◆ To do
Pick out all lines with the word "this" from the records that follow.

◆ Excerpted records

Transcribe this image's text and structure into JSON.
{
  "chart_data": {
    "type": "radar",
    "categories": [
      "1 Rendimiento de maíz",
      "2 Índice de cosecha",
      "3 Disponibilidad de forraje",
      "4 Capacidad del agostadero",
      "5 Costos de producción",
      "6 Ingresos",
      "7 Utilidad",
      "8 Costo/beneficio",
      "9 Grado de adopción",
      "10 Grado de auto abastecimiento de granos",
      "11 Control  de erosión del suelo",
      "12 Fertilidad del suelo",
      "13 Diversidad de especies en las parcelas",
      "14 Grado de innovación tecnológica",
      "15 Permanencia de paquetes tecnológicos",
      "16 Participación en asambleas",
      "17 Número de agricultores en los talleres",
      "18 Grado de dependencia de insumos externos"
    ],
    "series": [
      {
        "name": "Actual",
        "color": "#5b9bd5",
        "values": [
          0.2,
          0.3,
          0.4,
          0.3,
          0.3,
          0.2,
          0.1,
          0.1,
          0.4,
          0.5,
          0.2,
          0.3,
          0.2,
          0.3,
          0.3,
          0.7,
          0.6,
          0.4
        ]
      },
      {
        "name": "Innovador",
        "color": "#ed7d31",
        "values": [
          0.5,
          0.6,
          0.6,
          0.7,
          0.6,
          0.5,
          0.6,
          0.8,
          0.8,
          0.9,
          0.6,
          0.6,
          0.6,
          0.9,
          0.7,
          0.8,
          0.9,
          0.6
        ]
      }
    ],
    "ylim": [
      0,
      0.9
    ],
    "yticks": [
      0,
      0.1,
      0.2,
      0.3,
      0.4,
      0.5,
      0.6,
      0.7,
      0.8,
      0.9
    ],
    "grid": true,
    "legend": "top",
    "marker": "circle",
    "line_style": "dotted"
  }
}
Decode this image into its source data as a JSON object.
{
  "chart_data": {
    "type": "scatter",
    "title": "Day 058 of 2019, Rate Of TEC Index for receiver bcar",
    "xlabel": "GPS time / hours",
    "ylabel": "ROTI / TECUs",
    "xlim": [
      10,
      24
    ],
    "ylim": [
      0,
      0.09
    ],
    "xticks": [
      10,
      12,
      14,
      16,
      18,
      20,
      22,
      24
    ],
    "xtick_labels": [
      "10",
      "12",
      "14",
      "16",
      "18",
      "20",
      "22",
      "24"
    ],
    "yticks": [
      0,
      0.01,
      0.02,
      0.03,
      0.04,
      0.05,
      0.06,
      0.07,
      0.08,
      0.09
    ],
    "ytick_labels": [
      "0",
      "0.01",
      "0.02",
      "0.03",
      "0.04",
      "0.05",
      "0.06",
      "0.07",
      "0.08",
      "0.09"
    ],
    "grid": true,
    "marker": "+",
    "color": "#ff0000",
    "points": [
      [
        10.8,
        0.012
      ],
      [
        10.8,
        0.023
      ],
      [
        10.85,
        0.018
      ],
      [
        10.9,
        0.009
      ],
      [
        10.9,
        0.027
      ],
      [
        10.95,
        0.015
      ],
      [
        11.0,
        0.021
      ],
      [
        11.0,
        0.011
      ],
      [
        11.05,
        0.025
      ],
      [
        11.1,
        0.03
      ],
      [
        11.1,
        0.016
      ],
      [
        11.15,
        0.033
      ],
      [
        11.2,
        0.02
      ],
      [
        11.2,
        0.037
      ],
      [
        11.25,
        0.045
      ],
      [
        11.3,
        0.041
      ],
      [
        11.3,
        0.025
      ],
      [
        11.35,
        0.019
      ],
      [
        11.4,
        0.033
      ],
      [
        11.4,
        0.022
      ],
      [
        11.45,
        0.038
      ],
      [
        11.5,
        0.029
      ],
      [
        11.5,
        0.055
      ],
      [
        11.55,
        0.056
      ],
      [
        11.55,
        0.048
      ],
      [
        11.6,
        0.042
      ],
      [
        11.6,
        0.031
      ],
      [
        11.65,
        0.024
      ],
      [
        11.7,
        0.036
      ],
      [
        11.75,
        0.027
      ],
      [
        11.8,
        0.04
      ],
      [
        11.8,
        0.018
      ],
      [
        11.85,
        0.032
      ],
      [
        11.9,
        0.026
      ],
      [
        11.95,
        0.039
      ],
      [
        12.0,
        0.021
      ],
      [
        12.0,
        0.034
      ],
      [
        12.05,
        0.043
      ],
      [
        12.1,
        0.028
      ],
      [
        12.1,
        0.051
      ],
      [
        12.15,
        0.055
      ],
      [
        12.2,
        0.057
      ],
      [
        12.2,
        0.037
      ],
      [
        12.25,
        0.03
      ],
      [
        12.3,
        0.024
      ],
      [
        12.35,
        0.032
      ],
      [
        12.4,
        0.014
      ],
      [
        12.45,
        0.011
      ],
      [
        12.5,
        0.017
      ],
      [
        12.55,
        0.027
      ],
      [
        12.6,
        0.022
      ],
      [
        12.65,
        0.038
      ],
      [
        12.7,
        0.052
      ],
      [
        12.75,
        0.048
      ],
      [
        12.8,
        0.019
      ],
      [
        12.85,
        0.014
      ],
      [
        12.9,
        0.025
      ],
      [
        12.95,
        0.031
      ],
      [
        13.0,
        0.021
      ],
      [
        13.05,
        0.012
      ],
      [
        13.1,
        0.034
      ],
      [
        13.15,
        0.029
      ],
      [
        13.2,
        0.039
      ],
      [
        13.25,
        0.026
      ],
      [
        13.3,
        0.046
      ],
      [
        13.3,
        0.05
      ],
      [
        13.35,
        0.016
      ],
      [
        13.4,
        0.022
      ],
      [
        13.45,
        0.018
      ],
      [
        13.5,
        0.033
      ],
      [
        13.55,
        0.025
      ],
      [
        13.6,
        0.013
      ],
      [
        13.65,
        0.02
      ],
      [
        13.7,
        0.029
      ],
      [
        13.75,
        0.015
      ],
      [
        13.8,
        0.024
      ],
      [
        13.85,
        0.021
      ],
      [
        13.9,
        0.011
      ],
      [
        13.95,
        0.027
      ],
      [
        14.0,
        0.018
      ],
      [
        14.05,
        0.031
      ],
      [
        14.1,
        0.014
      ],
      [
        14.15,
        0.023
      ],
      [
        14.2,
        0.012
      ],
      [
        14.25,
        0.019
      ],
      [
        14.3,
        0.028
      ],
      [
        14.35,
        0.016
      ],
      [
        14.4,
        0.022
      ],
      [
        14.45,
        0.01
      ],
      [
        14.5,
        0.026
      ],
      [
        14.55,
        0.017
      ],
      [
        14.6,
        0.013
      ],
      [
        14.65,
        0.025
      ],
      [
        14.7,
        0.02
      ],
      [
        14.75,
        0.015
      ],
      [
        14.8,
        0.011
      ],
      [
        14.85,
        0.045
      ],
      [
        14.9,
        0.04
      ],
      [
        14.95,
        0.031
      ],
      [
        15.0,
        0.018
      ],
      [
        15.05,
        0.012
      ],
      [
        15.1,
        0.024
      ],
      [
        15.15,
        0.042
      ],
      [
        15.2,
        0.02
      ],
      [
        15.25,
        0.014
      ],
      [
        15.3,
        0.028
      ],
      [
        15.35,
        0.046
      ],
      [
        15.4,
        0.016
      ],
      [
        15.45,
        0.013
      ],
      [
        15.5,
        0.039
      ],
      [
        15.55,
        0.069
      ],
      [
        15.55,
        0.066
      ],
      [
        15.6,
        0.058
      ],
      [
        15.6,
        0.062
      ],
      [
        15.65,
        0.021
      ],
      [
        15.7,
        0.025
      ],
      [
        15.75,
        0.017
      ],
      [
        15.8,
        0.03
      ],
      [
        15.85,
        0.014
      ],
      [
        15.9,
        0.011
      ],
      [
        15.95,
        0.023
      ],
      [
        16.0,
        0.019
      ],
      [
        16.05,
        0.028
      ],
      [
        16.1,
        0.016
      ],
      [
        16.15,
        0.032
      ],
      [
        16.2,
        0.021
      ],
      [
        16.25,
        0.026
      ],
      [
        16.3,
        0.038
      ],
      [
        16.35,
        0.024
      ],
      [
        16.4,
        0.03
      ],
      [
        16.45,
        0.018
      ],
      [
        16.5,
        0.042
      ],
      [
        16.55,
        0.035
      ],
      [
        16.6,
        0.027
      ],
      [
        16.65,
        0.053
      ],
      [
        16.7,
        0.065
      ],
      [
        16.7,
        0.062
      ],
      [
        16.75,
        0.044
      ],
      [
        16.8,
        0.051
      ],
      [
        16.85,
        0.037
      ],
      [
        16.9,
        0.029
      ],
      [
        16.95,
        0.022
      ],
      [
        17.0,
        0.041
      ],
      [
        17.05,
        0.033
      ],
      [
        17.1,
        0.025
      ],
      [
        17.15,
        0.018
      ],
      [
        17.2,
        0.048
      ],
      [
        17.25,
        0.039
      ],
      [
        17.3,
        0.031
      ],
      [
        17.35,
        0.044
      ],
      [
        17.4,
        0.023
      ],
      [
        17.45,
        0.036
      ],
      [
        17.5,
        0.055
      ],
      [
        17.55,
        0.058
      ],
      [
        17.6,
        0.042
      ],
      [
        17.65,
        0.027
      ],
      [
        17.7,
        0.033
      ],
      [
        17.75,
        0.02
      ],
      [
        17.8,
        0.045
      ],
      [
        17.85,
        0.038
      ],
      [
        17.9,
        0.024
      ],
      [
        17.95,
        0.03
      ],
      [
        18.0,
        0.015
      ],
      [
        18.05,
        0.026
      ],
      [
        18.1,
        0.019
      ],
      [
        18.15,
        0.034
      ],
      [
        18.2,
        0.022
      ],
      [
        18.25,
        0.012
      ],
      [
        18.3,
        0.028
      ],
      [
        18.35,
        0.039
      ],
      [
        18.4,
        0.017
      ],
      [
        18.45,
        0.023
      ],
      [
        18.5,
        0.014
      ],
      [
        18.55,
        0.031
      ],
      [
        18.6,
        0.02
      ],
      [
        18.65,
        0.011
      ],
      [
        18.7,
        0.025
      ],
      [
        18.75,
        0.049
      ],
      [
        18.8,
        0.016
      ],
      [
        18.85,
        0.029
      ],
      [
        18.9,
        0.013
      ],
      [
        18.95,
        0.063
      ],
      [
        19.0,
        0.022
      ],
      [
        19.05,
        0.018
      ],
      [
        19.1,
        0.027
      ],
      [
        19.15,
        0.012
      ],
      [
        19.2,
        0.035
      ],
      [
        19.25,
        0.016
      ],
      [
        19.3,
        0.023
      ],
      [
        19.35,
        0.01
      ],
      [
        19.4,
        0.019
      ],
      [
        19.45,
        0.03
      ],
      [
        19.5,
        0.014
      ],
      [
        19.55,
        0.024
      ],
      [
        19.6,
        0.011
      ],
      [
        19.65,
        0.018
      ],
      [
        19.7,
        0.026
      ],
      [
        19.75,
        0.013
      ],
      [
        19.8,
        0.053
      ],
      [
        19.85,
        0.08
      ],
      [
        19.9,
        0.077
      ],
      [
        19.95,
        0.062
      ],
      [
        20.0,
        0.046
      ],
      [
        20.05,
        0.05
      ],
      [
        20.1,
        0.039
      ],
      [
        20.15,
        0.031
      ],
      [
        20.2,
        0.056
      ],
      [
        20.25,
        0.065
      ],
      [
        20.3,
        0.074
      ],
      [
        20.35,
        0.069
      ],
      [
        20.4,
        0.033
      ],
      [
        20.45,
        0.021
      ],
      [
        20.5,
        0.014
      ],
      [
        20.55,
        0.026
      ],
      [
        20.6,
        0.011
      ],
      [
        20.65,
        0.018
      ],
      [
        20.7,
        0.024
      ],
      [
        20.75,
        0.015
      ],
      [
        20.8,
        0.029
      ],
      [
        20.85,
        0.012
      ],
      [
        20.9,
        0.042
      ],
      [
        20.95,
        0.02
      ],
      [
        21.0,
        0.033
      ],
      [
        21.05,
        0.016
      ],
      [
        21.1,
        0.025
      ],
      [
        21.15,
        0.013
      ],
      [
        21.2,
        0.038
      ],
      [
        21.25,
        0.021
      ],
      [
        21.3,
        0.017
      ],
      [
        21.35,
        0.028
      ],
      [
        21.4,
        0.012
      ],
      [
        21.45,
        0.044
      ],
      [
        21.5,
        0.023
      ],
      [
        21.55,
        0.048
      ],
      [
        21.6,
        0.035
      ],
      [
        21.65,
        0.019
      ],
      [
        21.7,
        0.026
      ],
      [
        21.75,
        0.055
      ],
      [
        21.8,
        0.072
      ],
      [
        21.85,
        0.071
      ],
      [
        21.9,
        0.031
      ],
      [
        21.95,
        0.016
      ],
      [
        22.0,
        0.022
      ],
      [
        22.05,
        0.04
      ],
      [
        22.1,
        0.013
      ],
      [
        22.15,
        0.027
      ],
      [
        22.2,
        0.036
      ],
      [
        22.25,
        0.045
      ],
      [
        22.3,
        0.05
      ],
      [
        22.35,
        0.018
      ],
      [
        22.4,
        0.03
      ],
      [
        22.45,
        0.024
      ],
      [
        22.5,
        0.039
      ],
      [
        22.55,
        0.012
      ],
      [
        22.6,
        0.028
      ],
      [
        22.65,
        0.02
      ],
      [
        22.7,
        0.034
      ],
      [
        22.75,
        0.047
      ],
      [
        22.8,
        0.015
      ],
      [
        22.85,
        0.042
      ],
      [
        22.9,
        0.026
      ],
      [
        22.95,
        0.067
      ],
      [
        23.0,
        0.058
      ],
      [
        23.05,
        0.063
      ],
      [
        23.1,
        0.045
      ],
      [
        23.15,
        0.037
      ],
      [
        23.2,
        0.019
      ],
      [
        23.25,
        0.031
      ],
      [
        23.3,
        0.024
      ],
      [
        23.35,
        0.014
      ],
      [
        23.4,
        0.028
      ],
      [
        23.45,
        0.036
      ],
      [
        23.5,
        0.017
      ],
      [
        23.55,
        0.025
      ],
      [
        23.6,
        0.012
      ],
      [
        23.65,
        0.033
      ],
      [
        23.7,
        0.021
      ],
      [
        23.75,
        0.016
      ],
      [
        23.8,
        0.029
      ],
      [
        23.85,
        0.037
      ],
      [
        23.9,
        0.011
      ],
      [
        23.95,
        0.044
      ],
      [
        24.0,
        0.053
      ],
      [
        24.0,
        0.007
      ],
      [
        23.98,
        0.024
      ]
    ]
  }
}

◆ Correct answer
Transcribe this image's text and structure into JSON.
Decode this image into its source data as a JSON object.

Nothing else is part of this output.